YOUR INSTRUCTIONS »
Please transcribe the items starting at the line containing "intro-text — [118, 66, 838, 135]" and ending at the line containing "table-cell: 0.22 — [721, 827, 791, 854]", both lines included.

§ §

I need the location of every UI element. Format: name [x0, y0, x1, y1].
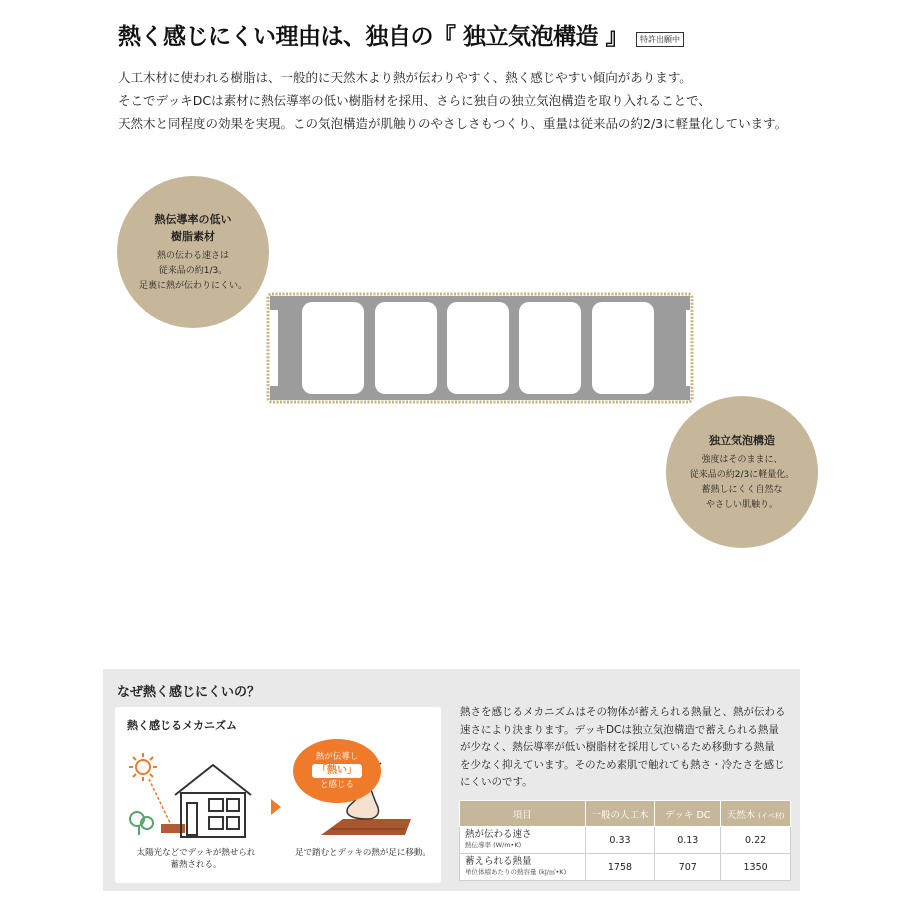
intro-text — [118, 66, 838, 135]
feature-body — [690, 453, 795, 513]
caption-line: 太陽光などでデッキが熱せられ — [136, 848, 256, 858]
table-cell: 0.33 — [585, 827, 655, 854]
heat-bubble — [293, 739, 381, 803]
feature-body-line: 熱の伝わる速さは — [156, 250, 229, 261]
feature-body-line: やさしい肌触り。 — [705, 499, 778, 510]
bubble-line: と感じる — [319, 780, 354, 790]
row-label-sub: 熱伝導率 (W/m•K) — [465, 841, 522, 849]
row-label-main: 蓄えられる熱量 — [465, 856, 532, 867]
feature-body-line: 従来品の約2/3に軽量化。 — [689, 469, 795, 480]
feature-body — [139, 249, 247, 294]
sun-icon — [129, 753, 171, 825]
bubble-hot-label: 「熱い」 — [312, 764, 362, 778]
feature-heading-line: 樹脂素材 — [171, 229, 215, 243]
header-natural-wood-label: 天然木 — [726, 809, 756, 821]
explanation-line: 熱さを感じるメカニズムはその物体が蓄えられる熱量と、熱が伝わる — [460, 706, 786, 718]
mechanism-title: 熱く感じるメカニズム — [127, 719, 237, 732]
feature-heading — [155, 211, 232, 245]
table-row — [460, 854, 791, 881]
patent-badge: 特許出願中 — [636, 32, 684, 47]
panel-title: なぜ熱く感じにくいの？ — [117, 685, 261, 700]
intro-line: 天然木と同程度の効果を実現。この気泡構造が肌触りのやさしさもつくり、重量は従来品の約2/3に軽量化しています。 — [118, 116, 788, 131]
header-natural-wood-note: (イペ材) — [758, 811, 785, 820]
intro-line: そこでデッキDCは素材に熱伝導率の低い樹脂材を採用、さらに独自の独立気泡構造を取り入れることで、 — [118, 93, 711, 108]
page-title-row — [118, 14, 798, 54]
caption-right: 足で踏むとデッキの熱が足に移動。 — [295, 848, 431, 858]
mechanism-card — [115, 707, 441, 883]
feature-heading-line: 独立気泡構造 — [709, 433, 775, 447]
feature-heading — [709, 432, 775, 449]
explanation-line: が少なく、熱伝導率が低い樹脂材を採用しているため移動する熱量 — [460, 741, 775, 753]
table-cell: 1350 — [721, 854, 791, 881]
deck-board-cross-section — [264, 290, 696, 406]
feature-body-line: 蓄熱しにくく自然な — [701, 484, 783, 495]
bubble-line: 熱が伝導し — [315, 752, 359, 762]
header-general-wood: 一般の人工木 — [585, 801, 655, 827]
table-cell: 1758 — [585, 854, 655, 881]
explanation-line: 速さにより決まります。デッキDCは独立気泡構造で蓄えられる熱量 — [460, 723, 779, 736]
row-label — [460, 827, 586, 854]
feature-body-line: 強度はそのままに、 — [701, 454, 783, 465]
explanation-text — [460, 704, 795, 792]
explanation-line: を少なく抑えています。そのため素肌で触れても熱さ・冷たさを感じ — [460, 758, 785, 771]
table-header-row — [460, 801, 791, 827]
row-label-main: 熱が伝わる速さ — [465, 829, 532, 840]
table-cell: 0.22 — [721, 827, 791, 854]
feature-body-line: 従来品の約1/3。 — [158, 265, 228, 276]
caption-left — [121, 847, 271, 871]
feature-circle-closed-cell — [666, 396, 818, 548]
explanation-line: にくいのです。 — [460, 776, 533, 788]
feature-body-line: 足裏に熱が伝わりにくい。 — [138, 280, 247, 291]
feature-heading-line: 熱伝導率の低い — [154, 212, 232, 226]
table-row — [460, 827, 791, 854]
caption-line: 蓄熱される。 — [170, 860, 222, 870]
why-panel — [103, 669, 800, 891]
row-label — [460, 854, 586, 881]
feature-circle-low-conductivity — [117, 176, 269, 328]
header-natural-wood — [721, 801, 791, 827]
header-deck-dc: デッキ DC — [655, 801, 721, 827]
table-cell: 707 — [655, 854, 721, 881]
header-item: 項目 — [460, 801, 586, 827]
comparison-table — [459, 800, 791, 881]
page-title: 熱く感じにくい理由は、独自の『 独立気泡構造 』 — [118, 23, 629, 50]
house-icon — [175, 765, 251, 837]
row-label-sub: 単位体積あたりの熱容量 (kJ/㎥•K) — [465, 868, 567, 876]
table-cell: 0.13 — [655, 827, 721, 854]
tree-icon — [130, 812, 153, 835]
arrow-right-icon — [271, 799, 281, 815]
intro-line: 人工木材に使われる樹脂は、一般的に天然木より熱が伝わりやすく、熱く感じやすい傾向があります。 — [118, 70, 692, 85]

§ §

RESULT FOR THIS TASK »
intro-text — [118, 66, 838, 135]
feature-body — [690, 453, 795, 513]
caption-line: 太陽光などでデッキが熱せられ — [136, 848, 256, 858]
table-cell: 0.33 — [585, 827, 655, 854]
heat-bubble — [293, 739, 381, 803]
feature-body-line: 熱の伝わる速さは — [156, 250, 229, 261]
feature-body-line: やさしい肌触り。 — [705, 499, 778, 510]
bubble-line: と感じる — [319, 780, 354, 790]
row-label-sub: 熱伝導率 (W/m•K) — [465, 841, 522, 849]
row-label-main: 蓄えられる熱量 — [465, 856, 532, 867]
feature-body-line: 従来品の約2/3に軽量化。 — [689, 469, 795, 480]
feature-body — [139, 249, 247, 294]
sun-icon — [129, 753, 171, 825]
bubble-hot-label: 「熱い」 — [312, 764, 362, 778]
feature-heading-line: 樹脂素材 — [171, 229, 215, 243]
header-natural-wood-label: 天然木 — [726, 809, 756, 821]
explanation-line: 熱さを感じるメカニズムはその物体が蓄えられる熱量と、熱が伝わる — [460, 706, 786, 718]
mechanism-title: 熱く感じるメカニズム — [127, 719, 237, 732]
feature-heading — [155, 211, 232, 245]
table-row — [460, 854, 791, 881]
patent-badge: 特許出願中 — [636, 32, 684, 47]
panel-title: なぜ熱く感じにくいの？ — [117, 685, 261, 700]
intro-line: 天然木と同程度の効果を実現。この気泡構造が肌触りのやさしさもつくり、重量は従来品の約2/3に軽量化しています。 — [118, 116, 788, 131]
header-natural-wood-note: (イペ材) — [758, 811, 785, 820]
intro-line: そこでデッキDCは素材に熱伝導率の低い樹脂材を採用、さらに独自の独立気泡構造を取り入れることで、 — [118, 93, 711, 108]
page-title-row — [118, 14, 798, 54]
caption-right: 足で踏むとデッキの熱が足に移動。 — [295, 848, 431, 858]
mechanism-card — [115, 707, 441, 883]
feature-heading-line: 独立気泡構造 — [709, 433, 775, 447]
feature-heading — [709, 432, 775, 449]
explanation-line: が少なく、熱伝導率が低い樹脂材を採用しているため移動する熱量 — [460, 741, 775, 753]
table-cell: 1350 — [721, 854, 791, 881]
deck-board-cross-section — [264, 290, 696, 406]
feature-body-line: 蓄熱しにくく自然な — [701, 484, 783, 495]
bubble-line: 熱が伝導し — [315, 752, 359, 762]
header-general-wood: 一般の人工木 — [585, 801, 655, 827]
table-cell: 1758 — [585, 854, 655, 881]
explanation-line: 速さにより決まります。デッキDCは独立気泡構造で蓄えられる熱量 — [460, 723, 779, 736]
row-label — [460, 827, 586, 854]
feature-body-line: 強度はそのままに、 — [701, 454, 783, 465]
explanation-text — [460, 704, 795, 792]
explanation-line: を少なく抑えています。そのため素肌で触れても熱さ・冷たさを感じ — [460, 758, 785, 771]
table-header-row — [460, 801, 791, 827]
row-label-main: 熱が伝わる速さ — [465, 829, 532, 840]
table-cell: 0.22 — [721, 827, 791, 854]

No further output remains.